◆ The records:
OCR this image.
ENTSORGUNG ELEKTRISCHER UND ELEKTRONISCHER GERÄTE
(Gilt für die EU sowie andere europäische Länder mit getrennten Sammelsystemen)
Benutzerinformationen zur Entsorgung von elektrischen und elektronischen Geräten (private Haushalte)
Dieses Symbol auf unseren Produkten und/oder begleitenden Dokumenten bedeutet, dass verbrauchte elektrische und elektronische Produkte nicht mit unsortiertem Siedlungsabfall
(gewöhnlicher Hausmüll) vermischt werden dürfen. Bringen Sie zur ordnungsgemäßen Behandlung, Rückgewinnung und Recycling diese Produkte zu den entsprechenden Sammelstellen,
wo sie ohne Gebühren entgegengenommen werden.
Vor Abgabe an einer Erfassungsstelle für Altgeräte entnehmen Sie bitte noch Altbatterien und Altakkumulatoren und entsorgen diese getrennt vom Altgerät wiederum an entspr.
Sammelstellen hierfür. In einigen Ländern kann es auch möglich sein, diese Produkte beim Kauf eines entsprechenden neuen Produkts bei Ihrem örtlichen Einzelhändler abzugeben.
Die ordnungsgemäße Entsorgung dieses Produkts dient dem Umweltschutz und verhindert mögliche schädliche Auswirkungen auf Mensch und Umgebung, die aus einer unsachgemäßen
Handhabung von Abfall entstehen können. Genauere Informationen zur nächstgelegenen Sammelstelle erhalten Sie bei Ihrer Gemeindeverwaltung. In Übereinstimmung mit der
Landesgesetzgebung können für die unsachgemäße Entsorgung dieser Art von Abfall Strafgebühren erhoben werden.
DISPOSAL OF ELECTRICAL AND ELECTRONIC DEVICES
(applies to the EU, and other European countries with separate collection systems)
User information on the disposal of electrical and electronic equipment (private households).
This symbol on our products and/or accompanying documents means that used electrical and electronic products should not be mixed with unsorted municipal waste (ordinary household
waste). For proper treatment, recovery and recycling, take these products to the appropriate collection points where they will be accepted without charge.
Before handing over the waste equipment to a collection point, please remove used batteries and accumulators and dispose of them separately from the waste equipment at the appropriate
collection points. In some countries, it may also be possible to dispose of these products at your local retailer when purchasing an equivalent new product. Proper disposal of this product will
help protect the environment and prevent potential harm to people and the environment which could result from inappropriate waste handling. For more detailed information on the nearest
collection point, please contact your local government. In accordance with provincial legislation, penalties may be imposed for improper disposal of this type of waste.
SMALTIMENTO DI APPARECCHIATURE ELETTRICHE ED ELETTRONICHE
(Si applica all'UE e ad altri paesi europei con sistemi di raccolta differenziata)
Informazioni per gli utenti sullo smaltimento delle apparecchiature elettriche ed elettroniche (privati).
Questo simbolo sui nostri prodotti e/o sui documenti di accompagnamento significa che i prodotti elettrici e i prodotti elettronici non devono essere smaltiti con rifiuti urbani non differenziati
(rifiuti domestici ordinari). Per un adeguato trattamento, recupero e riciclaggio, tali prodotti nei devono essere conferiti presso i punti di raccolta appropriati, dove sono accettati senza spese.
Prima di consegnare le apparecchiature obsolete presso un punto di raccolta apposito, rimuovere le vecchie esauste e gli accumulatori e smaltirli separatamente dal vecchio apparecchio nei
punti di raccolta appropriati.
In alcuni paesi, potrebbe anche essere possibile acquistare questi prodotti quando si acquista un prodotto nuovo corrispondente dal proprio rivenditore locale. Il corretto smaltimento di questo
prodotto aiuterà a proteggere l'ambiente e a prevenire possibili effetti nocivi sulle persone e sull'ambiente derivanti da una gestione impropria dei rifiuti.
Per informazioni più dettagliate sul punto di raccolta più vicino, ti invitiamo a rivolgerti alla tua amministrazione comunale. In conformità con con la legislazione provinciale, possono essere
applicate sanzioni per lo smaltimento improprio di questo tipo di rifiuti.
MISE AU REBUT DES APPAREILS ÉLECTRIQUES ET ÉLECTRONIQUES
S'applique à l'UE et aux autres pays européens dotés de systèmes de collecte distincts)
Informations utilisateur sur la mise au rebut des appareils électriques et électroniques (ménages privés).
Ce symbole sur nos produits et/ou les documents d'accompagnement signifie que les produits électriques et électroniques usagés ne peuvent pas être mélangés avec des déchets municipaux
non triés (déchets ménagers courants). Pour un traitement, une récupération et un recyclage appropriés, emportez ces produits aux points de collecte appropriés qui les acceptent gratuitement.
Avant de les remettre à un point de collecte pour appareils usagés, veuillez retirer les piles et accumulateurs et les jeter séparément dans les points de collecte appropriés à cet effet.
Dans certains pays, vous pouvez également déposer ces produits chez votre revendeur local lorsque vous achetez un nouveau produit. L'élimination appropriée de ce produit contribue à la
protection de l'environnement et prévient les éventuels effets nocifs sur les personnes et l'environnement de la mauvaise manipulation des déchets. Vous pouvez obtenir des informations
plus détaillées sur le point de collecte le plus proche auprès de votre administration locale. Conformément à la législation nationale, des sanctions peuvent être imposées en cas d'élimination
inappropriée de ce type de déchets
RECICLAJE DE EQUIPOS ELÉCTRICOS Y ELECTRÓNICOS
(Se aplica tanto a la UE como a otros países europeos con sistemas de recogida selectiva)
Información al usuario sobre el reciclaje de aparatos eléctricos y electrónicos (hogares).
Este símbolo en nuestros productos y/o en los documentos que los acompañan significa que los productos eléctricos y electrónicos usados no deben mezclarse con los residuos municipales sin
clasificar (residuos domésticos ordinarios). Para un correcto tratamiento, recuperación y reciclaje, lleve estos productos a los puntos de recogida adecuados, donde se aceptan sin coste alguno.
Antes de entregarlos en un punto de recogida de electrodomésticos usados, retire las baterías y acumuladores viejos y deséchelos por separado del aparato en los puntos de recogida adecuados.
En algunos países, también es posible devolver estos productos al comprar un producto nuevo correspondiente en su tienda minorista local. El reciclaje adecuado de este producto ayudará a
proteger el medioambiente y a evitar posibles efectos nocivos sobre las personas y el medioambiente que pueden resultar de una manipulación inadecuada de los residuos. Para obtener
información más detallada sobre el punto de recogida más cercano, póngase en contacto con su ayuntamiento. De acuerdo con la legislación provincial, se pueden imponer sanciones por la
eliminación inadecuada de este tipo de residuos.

◆ Task requirements:
Your reply should hold every line from the data that contains "países", copied in full.

◆ Your solution:
(Se aplica tanto a la UE como a otros países europeos con sistemas de recogida selectiva)
En algunos países, también es posible devolver estos productos al comprar un producto nuevo correspondiente en su tienda minorista local. El reciclaje adecuado de este producto ayudará a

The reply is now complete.